EXERCISE TASK A:
Which lines of the records contain the string "Decker" (case-sensitive)? Extract each one.

SOURCE DOCUMENT:
● ● ● ●
Continuously repeated slogans about the necessity of “fiscal rigour, increased mobility,
eliminating wasteful spending and employment in the public sector—read health, culture and
education—of downsizing and outsourcing production across the private sector” have led to an
atmosphere of doom and resignation not only in families, among individuals of all ages but also
among potential investors and innovators.
Without a return to growth the strong countries will also discover that the siren songs of
“austerity” are leading down the wrong path: towards stagnation and decline and towards future
political and social tensions and financial crises. By now, both the OECD4 and the International
Monetary Fund have been expressing increasing concern about the loss of momentum of the Western
advanced economies and the long-term impact of such a development for the world economy as a
whole (International Monetary Fund 2014).
The return of a wide-spread perception and reality of two groups of economies in Europe and
among the OECD countries: the “successful ones” and the “unsuccessful (or even failed) ones”, with
a growing marginalization of these latter, should be recognized not as a distant but as a very imminent
threat. Such a perception and reality would not only strengthen the defensive (and protectionist)


reactions of the “losers”, but also the arrogance and the fortress mentality of the “winners”—of losers
and winners in a “competition” that serves no one’s interest, (a “competition” that could undermine
the very foundations of the democratic and liberal international order).

Slow growth and stagnation and a further decline in the actual and potential rate of growth will
increase the absolute and the relative weight of both the public and private debt burden (Piketty
2013). Declaring total or partial bankruptcy and/or debt forgiveness are no real solutions: they would
create renewed asset destruction and increase the defensive attitude of banks and savers alike. The
artificial stimulation of price inflation, in order to ease the debt burden would not be a more realistic
solution to the debt problem, than the idea that the debt burden can be reduced through pro-cyclical
fiscal policies that perpetuate high unemployment and discourage investments or through social
policies that lead to humanitarian emergencies.5

5 The Demise of Dominant Doctrines
The years 2007–08 were also marked by the outbreak of a sudden and profound crisis of the dominant
orthodoxy. Financial and monetary policy-making in the leading OECD countries (with the United
States the prime example), as well as the prevailing theories, have been shown to have lacked
common sense and sound judgement. They extolled the allegedly limitless possibilities of financial
engineering and legerdemain to create wealth out of thin air. Their promoters, who had become more
and more arrogant and short-sighted, bear a large part for the near over-night collapse of the world’s
banking and financial system (Keeley and Patrick 2010).
Ever since the 1970s it has been clear that the new dominant doctrines, from monetarism and
floating exchange rates to the unlimited faith in the virtues of financial engineering, in rational
expectations and “efficient markets”, did not provide a realistic and robust theoretical basis for
understanding the working of the modern economy and for prudent and reliable economic and
monetary rules and policies.
By the 1990s it was evident that the pendulum of theory had swung too far again (Hieronymi
1998): the theorists and practitioners of the new dominant doctrines refused to see the systemic crises
that were looming on the horizon. As a result they were also unprepared to deal with their potential
consequences and how to shift to better domestic and international economic and monetary models,
once these crises were to occur. It is surprising how much the tenants of the dominant doctrines
tended to consider the international financial crises which recurred regularly since the 1970s as
essentially “regional” phenomena, with no real systemic origins and implications.
● ● ● ●
RECORDED DATA:
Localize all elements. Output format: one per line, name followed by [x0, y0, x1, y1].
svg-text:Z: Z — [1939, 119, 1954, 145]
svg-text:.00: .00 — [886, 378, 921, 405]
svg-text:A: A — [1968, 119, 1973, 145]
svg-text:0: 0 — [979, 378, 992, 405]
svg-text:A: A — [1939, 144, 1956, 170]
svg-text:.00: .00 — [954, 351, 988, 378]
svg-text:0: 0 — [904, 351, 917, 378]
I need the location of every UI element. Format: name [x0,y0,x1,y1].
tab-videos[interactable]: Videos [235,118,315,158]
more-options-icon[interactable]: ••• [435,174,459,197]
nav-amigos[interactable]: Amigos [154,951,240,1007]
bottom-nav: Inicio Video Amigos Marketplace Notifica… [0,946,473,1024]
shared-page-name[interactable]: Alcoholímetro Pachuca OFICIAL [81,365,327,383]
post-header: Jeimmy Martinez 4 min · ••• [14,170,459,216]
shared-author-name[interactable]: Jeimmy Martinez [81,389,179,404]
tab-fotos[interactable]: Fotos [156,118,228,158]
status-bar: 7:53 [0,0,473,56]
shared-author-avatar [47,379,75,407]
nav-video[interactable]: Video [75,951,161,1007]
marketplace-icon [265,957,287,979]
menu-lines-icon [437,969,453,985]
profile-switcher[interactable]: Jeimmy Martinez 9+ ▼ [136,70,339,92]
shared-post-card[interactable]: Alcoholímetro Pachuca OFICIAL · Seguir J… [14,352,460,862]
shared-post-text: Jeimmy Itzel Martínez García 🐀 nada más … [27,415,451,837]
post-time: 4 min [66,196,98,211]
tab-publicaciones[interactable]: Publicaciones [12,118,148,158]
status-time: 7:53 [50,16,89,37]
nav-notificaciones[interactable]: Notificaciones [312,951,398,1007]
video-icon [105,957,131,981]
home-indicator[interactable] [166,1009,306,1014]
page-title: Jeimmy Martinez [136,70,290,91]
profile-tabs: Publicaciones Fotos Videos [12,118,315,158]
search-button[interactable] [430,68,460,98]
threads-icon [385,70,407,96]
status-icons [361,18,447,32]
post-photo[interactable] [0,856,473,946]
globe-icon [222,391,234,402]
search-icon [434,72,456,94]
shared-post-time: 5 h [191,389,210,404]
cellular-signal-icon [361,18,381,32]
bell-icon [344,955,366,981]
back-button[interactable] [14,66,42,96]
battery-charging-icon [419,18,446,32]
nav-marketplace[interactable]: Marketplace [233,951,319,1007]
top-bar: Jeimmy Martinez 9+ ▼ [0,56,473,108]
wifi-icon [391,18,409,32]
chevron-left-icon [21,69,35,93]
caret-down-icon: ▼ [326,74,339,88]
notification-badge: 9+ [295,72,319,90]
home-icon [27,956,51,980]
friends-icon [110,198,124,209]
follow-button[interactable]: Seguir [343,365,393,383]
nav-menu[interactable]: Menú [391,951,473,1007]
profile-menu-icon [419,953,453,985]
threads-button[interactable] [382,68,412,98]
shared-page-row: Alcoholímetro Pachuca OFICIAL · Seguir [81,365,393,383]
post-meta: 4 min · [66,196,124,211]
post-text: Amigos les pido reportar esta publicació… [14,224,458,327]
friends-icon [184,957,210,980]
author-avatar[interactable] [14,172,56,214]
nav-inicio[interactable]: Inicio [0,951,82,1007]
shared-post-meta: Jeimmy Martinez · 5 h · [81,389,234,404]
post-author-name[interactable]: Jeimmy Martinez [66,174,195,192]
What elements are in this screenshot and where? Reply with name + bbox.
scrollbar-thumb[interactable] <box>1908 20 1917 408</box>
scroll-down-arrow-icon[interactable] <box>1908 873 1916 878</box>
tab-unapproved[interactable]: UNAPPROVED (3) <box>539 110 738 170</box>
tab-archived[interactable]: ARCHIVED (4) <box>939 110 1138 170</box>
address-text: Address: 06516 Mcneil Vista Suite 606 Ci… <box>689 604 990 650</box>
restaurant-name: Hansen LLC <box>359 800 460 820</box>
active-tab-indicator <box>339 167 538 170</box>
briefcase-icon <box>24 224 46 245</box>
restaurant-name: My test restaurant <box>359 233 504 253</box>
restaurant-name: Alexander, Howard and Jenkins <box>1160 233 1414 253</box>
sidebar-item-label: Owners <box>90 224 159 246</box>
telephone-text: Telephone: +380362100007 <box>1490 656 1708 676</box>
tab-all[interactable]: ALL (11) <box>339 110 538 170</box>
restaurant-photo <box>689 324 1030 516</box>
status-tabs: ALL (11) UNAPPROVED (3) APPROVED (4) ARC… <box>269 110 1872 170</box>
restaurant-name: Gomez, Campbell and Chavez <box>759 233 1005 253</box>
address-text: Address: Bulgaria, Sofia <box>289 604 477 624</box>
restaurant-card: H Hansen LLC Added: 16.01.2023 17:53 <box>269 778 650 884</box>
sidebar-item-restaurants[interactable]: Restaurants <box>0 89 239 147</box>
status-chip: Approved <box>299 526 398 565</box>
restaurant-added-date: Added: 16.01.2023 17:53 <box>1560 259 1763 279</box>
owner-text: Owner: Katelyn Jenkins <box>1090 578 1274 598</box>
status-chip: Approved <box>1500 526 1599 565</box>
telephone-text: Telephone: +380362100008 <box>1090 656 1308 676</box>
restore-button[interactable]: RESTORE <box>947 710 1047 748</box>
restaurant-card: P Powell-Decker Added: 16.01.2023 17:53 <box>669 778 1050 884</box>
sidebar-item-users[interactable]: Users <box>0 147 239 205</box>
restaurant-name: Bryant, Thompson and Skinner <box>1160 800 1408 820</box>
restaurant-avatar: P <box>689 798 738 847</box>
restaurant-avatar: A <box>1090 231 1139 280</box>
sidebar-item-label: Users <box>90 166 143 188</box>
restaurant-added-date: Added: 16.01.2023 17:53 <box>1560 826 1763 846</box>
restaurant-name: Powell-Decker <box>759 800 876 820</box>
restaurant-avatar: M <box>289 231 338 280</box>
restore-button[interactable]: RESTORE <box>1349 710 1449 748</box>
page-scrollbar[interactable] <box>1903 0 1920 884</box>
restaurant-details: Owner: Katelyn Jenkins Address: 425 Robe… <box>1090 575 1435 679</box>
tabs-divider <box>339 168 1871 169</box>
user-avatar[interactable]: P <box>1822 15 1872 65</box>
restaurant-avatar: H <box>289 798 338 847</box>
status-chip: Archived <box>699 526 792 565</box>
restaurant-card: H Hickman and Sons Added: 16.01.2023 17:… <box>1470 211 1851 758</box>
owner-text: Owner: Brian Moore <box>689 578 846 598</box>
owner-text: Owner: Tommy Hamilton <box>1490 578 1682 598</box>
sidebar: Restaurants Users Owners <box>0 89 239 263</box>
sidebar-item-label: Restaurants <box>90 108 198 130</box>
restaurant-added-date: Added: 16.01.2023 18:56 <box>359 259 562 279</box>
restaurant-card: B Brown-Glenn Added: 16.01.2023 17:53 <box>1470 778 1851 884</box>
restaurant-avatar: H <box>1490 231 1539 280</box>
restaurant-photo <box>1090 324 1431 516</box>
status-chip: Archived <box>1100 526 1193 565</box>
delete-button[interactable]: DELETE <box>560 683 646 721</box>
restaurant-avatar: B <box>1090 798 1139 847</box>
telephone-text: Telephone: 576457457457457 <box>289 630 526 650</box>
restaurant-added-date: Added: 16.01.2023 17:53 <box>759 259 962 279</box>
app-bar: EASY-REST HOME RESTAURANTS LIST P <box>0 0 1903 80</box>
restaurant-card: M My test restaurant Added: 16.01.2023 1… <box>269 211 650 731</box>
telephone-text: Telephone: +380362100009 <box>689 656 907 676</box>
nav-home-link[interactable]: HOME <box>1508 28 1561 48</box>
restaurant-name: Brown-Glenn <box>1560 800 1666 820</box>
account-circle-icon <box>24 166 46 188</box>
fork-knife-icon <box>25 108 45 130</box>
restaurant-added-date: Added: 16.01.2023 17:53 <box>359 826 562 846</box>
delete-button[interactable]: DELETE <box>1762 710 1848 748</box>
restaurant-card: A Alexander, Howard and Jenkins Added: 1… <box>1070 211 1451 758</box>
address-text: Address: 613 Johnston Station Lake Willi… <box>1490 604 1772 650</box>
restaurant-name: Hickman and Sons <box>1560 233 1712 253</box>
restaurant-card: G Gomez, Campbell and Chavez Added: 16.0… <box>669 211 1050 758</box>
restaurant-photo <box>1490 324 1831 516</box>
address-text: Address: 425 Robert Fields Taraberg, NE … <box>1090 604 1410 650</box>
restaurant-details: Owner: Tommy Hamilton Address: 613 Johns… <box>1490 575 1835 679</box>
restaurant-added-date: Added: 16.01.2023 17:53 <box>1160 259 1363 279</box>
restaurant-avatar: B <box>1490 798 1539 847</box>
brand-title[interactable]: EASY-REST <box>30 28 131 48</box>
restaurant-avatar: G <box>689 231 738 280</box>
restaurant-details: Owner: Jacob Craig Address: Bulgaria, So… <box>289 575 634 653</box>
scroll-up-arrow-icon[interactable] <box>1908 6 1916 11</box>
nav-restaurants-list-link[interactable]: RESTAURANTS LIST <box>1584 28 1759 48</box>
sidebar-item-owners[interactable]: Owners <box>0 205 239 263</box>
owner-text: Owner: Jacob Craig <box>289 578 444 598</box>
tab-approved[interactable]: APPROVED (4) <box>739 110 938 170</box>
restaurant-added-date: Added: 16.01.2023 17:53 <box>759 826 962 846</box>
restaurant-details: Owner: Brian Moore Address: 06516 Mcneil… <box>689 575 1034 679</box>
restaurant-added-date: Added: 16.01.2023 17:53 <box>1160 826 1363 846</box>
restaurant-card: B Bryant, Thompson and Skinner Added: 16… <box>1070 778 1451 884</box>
● ● ● ●
EXERCISE TASK B:
Rewrite the part of the passage on austerity and economic doctrine that opens with the words "The return of" and closes with "liberal international order).", replacing "fortress mentality" with "bunker mentality".

SOLUTION A:
restaurant-card: P Powell-Decker Added: 16.01.2023 17:53 <box>669 778 1050 884</box>
restaurant-name: Powell-Decker <box>759 800 876 820</box>

SOLUTION B:
The return of a wide-spread perception and reality of two groups of economies in Europe and
among the OECD countries: the “successful ones” and the “unsuccessful (or even failed) ones”, with
a growing marginalization of these latter, should be recognized not as a distant but as a very imminent
threat. Such a perception and reality would not only strengthen the defensive (and protectionist)


reactions of the “losers”, but also the arrogance and the bunker mentality of the “winners”—of losers
and winners in a “competition” that serves no one’s interest, (a “competition” that could undermine
the very foundations of the democratic and liberal international order).